> _Set exercise_
Copy each line of the records that holds the string "공급하는".
--- START OF Data records ---
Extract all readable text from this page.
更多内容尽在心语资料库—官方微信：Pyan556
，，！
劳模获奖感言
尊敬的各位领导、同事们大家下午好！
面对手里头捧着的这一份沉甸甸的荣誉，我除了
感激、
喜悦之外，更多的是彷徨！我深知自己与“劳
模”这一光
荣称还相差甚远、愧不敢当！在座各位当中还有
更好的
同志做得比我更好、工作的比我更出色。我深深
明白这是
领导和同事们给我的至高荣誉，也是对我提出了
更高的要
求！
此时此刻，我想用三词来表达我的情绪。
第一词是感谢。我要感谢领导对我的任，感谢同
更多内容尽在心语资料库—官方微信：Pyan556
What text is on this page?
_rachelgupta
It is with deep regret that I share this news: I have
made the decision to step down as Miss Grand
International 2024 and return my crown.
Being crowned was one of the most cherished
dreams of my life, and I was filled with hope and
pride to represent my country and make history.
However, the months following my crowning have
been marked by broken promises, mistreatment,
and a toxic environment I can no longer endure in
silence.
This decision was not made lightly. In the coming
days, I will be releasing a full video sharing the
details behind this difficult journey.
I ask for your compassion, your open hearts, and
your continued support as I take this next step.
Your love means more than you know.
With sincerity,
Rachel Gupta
--- END OF Data records ---
--- START OF Data records ---
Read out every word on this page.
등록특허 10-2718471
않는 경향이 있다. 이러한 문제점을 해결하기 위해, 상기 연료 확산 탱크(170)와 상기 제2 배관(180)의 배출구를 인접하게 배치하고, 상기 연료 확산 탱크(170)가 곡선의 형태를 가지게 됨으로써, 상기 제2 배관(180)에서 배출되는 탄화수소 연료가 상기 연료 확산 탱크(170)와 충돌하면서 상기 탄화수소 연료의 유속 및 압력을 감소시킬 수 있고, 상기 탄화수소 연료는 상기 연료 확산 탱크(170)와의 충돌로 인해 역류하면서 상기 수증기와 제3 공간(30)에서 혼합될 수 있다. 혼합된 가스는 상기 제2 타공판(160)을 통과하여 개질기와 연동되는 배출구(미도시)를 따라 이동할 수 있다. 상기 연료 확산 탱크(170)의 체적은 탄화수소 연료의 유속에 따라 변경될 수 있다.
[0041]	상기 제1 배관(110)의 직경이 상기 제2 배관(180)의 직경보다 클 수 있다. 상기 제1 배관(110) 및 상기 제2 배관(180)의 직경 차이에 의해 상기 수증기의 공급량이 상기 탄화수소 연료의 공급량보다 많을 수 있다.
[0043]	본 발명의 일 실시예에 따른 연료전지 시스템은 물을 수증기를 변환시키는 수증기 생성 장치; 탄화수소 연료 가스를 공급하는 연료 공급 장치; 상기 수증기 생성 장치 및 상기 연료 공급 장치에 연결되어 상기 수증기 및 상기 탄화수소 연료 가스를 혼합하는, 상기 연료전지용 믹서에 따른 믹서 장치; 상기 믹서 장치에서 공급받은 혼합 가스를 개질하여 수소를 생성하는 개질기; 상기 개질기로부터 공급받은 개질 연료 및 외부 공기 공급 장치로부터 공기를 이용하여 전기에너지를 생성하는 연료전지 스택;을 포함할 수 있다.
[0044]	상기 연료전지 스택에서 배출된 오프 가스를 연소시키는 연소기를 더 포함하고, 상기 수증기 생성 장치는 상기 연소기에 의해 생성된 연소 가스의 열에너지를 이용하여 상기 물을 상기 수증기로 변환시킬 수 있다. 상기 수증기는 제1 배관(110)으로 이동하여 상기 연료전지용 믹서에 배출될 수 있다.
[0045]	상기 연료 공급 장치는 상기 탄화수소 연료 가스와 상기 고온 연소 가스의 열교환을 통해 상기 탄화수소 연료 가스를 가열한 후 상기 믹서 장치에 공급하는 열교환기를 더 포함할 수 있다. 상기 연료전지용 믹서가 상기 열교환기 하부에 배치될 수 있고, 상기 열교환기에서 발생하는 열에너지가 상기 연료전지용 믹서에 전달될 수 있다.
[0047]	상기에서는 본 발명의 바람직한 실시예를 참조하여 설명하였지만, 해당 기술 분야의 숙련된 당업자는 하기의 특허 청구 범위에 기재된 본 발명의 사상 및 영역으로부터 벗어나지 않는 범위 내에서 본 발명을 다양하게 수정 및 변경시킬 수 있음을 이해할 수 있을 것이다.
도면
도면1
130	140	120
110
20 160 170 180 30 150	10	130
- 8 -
--- END OF Data records ---
> _Task response_
[0043]	본 발명의 일 실시예에 따른 연료전지 시스템은 물을 수증기를 변환시키는 수증기 생성 장치; 탄화수소 연료 가스를 공급하는 연료 공급 장치; 상기 수증기 생성 장치 및 상기 연료 공급 장치에 연결되어 상기 수증기 및 상기 탄화수소 연료 가스를 혼합하는, 상기 연료전지용 믹서에 따른 믹서 장치; 상기 믹서 장치에서 공급받은 혼합 가스를 개질하여 수소를 생성하는 개질기; 상기 개질기로부터 공급받은 개질 연료 및 외부 공기 공급 장치로부터 공기를 이용하여 전기에너지를 생성하는 연료전지 스택;을 포함할 수 있다.
[0045]	상기 연료 공급 장치는 상기 탄화수소 연료 가스와 상기 고온 연소 가스의 열교환을 통해 상기 탄화수소 연료 가스를 가열한 후 상기 믹서 장치에 공급하는 열교환기를 더 포함할 수 있다. 상기 연료전지용 믹서가 상기 열교환기 하부에 배치될 수 있고, 상기 열교환기에서 발생하는 열에너지가 상기 연료전지용 믹서에 전달될 수 있다.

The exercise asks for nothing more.